| Text |
-- Start --

|Publication number||US4429646 A|
|Application number||US 06/389,350|
|Publication date||Feb 7, 1984|
|Filing date||Jun 17, 1982|
|Priority date||Dec 11, 1981|
|Also published as||DE3263510D1, EP0081624A1, EP0081624B1|
|Publication number||06389350, 389350, US 4429646 A, US 4429646A, US-A-4429646, US4429646 A, US4429646A|
|Original Assignee||Societe Anonyme Dite: Stein Industrie|
|Export Citation||BiBTeX, EndNote, RefMan|
|Referenced by (6), Classifications (10), Legal Events (6)|
|External Links: USPTO, USPTO Assignment, Espacenet|
The present invention relates to a method of burning damp oil-shales of low heating power in a combustion chamber. In particular, it relates to the kind of method in which the shale is crushed in the presence of a hot drying gas, and the resulting grains are riddled to separate out the largest grains for recycling, while the remainder are injected into the combustion chamber in a suspension in primary air.
The invention also relates to apparatus for performing the method.
Oil-shales of this type contain carbonates and silicates and generally have properties roughly as follows:
Maximum heating power--1,000 Cal/kg
Organic matter--20% by weight
Ash--65% by weight
Water content--15% by weight
Oil-shales have already been burned in boilers having mechanical gratings. Such boilers are only acceptable for burning relatively low hourly tonages of fuel.
It might be thought that the techniques used for burning low quality coals or lignites could be transposed to burning such oil-shales. However, the high proportion of silica-rich, abrasive ash contained in such oil-shales would lead to the crushers consuming a large amount of energy and to excessive wear thereof.
Further, due to their low heating power, such oil-shales require large quantities of gas for drying and for transport after crushing. Air cannot used both for this purpose and for supplying the oxygen for combustion in the combustion chamber, since the resulting combustion would be incomplete and of poor quality.
Preferred implementations of the present invention remedy these difficulties by providing a method in which damp oil-shale is crushed without excessive consumption of energy nor excessive wear of the crusher, in which the smallest grains from the crusher are readily extracted for burning, and in which satisfactory combustion is obtained in the combustion chamber.
The present invention provides a method of burning damp oil-shale of low heating power in a combustion chamber having a chimney, the method comprising:
providing a drying gas by mixing hot gas taken from the combustion chamber with relatively cool gas taken from the chimney, the proportions of said gasses being adjusted as a function quantity of water in said damp shale;
crushing lumps of said shale in a crusher and in the presence said drying gas;
injecting the resulting grains of crushed shale together with the hot gas into an expansion chamber in which the major portion of the grains falls out from the drying gas, while the lightest portion of grains is entrained by the gas;
passing the drying gas together with said lightest portion of grains entrained thereby through filter means to separate said lightest portion of grains from the drying gas;
riddling said major portion of the grains to provide a larger grain fraction and a smaller grain fraction;
recycling said larger grain fraction through said crusher;
combining said smaller grain fraction with the said lightest portion of grains separated by said filter means; and
injecting the combined grains into said combustion chamber in a suspension in primary air.

-- End --

| Records for this task |
-- Start --

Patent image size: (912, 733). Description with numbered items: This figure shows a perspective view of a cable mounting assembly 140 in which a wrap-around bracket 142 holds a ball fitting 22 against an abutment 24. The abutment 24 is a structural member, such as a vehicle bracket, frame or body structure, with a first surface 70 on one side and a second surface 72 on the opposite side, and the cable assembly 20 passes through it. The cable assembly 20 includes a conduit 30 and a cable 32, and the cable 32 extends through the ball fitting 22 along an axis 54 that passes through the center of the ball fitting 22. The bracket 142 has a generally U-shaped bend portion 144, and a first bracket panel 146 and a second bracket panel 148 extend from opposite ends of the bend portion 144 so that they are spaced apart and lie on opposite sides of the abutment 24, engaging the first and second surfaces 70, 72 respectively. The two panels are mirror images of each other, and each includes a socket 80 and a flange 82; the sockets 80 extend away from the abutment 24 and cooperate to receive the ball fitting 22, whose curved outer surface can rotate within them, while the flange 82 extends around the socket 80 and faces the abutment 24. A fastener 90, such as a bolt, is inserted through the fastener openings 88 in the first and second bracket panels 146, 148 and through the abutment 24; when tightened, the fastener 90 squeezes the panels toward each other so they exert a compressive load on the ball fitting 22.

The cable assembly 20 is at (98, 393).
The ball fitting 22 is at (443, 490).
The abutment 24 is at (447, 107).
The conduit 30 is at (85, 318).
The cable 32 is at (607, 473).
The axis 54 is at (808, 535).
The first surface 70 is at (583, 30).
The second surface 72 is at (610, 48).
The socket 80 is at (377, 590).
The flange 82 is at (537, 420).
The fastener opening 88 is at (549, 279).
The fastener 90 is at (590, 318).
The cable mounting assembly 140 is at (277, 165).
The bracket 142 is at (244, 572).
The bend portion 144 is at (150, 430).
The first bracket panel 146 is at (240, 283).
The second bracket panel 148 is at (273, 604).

-- End --

| Your tasks |
**A)** Rewrite the oil-shale text from "Further, due to" through "of poor quality.", putting "grinding" in place of "crushing".
**B)** Reproduce the listing verbatim, starting at its first line and ending with the line that contains "The socket 80 is at (377, 590).".

| Answers provided |
**A)**
Further, due to their low heating power, such oil-shales require large quantities of gas for drying and for transport after grinding. Air cannot used both for this purpose and for supplying the oxygen for combustion in the combustion chamber, since the resulting combustion would be incomplete and of poor quality.

**B)**
Patent image size: (912, 733). Description with numbered items: This figure shows a perspective view of a cable mounting assembly 140 in which a wrap-around bracket 142 holds a ball fitting 22 against an abutment 24. The abutment 24 is a structural member, such as a vehicle bracket, frame or body structure, with a first surface 70 on one side and a second surface 72 on the opposite side, and the cable assembly 20 passes through it. The cable assembly 20 includes a conduit 30 and a cable 32, and the cable 32 extends through the ball fitting 22 along an axis 54 that passes through the center of the ball fitting 22. The bracket 142 has a generally U-shaped bend portion 144, and a first bracket panel 146 and a second bracket panel 148 extend from opposite ends of the bend portion 144 so that they are spaced apart and lie on opposite sides of the abutment 24, engaging the first and second surfaces 70, 72 respectively. The two panels are mirror images of each other, and each includes a socket 80 and a flange 82; the sockets 80 extend away from the abutment 24 and cooperate to receive the ball fitting 22, whose curved outer surface can rotate within them, while the flange 82 extends around the socket 80 and faces the abutment 24. A fastener 90, such as a bolt, is inserted through the fastener openings 88 in the first and second bracket panels 146, 148 and through the abutment 24; when tightened, the fastener 90 squeezes the panels toward each other so they exert a compressive load on the ball fitting 22.

The cable assembly 20 is at (98, 393).
The ball fitting 22 is at (443, 490).
The abutment 24 is at (447, 107).
The conduit 30 is at (85, 318).
The cable 32 is at (607, 473).
The axis 54 is at (808, 535).
The first surface 70 is at (583, 30).
The second surface 72 is at (610, 48).
The socket 80 is at (377, 590).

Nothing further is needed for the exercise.